─── GIVEN DATA ───

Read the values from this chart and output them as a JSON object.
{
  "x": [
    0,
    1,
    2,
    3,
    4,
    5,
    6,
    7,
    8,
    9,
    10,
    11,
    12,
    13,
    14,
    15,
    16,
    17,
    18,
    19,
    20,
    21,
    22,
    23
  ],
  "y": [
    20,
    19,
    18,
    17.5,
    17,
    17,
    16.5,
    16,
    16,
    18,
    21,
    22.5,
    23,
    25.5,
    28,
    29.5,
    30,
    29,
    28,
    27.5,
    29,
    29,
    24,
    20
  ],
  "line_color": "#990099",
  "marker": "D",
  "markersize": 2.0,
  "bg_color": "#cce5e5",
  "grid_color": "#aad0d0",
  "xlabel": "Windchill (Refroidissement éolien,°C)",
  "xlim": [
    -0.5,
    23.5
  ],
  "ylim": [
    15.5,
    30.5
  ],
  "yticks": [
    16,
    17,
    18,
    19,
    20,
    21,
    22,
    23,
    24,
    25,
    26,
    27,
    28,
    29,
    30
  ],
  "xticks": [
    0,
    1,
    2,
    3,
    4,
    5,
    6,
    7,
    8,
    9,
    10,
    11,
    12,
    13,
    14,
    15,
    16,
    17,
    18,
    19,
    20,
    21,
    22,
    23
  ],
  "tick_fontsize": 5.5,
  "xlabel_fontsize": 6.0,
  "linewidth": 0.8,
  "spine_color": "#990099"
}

───

- _TASK TO COMPLETE_
Please output every record, keeping each line exact.

- _TASK OUTPUT_
Read the values from this chart and output them as a JSON object.
{
  "x": [
    0,
    1,
    2,
    3,
    4,
    5,
    6,
    7,
    8,
    9,
    10,
    11,
    12,
    13,
    14,
    15,
    16,
    17,
    18,
    19,
    20,
    21,
    22,
    23
  ],
  "y": [
    20,
    19,
    18,
    17.5,
    17,
    17,
    16.5,
    16,
    16,
    18,
    21,
    22.5,
    23,
    25.5,
    28,
    29.5,
    30,
    29,
    28,
    27.5,
    29,
    29,
    24,
    20
  ],
  "line_color": "#990099",
  "marker": "D",
  "markersize": 2.0,
  "bg_color": "#cce5e5",
  "grid_color": "#aad0d0",
  "xlabel": "Windchill (Refroidissement éolien,°C)",
  "xlim": [
    -0.5,
    23.5
  ],
  "ylim": [
    15.5,
    30.5
  ],
  "yticks": [
    16,
    17,
    18,
    19,
    20,
    21,
    22,
    23,
    24,
    25,
    26,
    27,
    28,
    29,
    30
  ],
  "xticks": [
    0,
    1,
    2,
    3,
    4,
    5,
    6,
    7,
    8,
    9,
    10,
    11,
    12,
    13,
    14,
    15,
    16,
    17,
    18,
    19,
    20,
    21,
    22,
    23
  ],
  "tick_fontsize": 5.5,
  "xlabel_fontsize": 6.0,
  "linewidth": 0.8,
  "spine_color": "#990099"
}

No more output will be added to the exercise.